#### WRITTEN EXERCISE:
The records below are to be repeated in full, exactly as they are.

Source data
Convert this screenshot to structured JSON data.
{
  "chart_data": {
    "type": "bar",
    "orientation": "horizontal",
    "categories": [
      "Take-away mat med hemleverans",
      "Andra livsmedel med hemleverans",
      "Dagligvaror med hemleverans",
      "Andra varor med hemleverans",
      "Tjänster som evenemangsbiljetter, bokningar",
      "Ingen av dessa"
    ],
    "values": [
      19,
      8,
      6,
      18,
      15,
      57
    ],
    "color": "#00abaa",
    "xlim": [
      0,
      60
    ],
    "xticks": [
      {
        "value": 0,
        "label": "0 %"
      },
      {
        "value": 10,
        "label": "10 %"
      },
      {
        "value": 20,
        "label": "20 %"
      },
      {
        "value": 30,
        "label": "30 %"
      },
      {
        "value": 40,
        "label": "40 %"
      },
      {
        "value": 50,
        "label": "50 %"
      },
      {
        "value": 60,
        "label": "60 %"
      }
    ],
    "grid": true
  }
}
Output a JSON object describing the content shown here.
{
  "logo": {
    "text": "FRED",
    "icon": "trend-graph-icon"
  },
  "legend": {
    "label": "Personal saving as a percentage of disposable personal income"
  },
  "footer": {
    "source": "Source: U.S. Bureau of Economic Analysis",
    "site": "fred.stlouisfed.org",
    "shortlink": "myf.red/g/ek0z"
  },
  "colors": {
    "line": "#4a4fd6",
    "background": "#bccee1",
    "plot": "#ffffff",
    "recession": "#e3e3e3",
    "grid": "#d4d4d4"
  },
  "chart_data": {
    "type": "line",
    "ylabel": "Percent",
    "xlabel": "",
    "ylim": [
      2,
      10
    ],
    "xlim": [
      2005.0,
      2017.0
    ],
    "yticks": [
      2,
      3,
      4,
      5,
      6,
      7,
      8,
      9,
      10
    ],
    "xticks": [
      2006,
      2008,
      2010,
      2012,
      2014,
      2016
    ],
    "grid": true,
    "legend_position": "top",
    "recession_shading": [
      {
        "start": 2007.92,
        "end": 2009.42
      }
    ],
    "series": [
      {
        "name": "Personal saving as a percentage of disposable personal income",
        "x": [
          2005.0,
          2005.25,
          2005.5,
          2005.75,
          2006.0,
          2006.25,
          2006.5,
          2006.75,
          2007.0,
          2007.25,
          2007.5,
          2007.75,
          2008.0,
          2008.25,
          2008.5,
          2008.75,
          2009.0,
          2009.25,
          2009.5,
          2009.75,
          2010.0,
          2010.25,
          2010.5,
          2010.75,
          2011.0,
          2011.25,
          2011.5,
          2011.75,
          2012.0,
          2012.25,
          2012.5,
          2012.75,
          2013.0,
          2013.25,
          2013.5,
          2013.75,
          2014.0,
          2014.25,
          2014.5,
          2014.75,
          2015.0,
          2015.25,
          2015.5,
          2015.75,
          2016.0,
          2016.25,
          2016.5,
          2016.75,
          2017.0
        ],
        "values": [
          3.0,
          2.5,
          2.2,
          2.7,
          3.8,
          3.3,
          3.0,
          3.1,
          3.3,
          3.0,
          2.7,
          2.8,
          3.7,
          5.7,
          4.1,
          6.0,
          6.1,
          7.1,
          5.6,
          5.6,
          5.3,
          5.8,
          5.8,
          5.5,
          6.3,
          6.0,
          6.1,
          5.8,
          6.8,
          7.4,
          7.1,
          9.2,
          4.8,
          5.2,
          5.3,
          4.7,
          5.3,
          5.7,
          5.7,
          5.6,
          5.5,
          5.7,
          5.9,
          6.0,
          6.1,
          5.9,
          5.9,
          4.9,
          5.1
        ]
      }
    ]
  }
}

#### EXERCISE SOLUTION:
Convert this screenshot to structured JSON data.
{
  "chart_data": {
    "type": "bar",
    "orientation": "horizontal",
    "categories": [
      "Take-away mat med hemleverans",
      "Andra livsmedel med hemleverans",
      "Dagligvaror med hemleverans",
      "Andra varor med hemleverans",
      "Tjänster som evenemangsbiljetter, bokningar",
      "Ingen av dessa"
    ],
    "values": [
      19,
      8,
      6,
      18,
      15,
      57
    ],
    "color": "#00abaa",
    "xlim": [
      0,
      60
    ],
    "xticks": [
      {
        "value": 0,
        "label": "0 %"
      },
      {
        "value": 10,
        "label": "10 %"
      },
      {
        "value": 20,
        "label": "20 %"
      },
      {
        "value": 30,
        "label": "30 %"
      },
      {
        "value": 40,
        "label": "40 %"
      },
      {
        "value": 50,
        "label": "50 %"
      },
      {
        "value": 60,
        "label": "60 %"
      }
    ],
    "grid": true
  }
}
Output a JSON object describing the content shown here.
{
  "logo": {
    "text": "FRED",
    "icon": "trend-graph-icon"
  },
  "legend": {
    "label": "Personal saving as a percentage of disposable personal income"
  },
  "footer": {
    "source": "Source: U.S. Bureau of Economic Analysis",
    "site": "fred.stlouisfed.org",
    "shortlink": "myf.red/g/ek0z"
  },
  "colors": {
    "line": "#4a4fd6",
    "background": "#bccee1",
    "plot": "#ffffff",
    "recession": "#e3e3e3",
    "grid": "#d4d4d4"
  },
  "chart_data": {
    "type": "line",
    "ylabel": "Percent",
    "xlabel": "",
    "ylim": [
      2,
      10
    ],
    "xlim": [
      2005.0,
      2017.0
    ],
    "yticks": [
      2,
      3,
      4,
      5,
      6,
      7,
      8,
      9,
      10
    ],
    "xticks": [
      2006,
      2008,
      2010,
      2012,
      2014,
      2016
    ],
    "grid": true,
    "legend_position": "top",
    "recession_shading": [
      {
        "start": 2007.92,
        "end": 2009.42
      }
    ],
    "series": [
      {
        "name": "Personal saving as a percentage of disposable personal income",
        "x": [
          2005.0,
          2005.25,
          2005.5,
          2005.75,
          2006.0,
          2006.25,
          2006.5,
          2006.75,
          2007.0,
          2007.25,
          2007.5,
          2007.75,
          2008.0,
          2008.25,
          2008.5,
          2008.75,
          2009.0,
          2009.25,
          2009.5,
          2009.75,
          2010.0,
          2010.25,
          2010.5,
          2010.75,
          2011.0,
          2011.25,
          2011.5,
          2011.75,
          2012.0,
          2012.25,
          2012.5,
          2012.75,
          2013.0,
          2013.25,
          2013.5,
          2013.75,
          2014.0,
          2014.25,
          2014.5,
          2014.75,
          2015.0,
          2015.25,
          2015.5,
          2015.75,
          2016.0,
          2016.25,
          2016.5,
          2016.75,
          2017.0
        ],
        "values": [
          3.0,
          2.5,
          2.2,
          2.7,
          3.8,
          3.3,
          3.0,
          3.1,
          3.3,
          3.0,
          2.7,
          2.8,
          3.7,
          5.7,
          4.1,
          6.0,
          6.1,
          7.1,
          5.6,
          5.6,
          5.3,
          5.8,
          5.8,
          5.5,
          6.3,
          6.0,
          6.1,
          5.8,
          6.8,
          7.4,
          7.1,
          9.2,
          4.8,
          5.2,
          5.3,
          4.7,
          5.3,
          5.7,
          5.7,
          5.6,
          5.5,
          5.7,
          5.9,
          6.0,
          6.1,
          5.9,
          5.9,
          4.9,
          5.1
        ]
      }
    ]
  }
}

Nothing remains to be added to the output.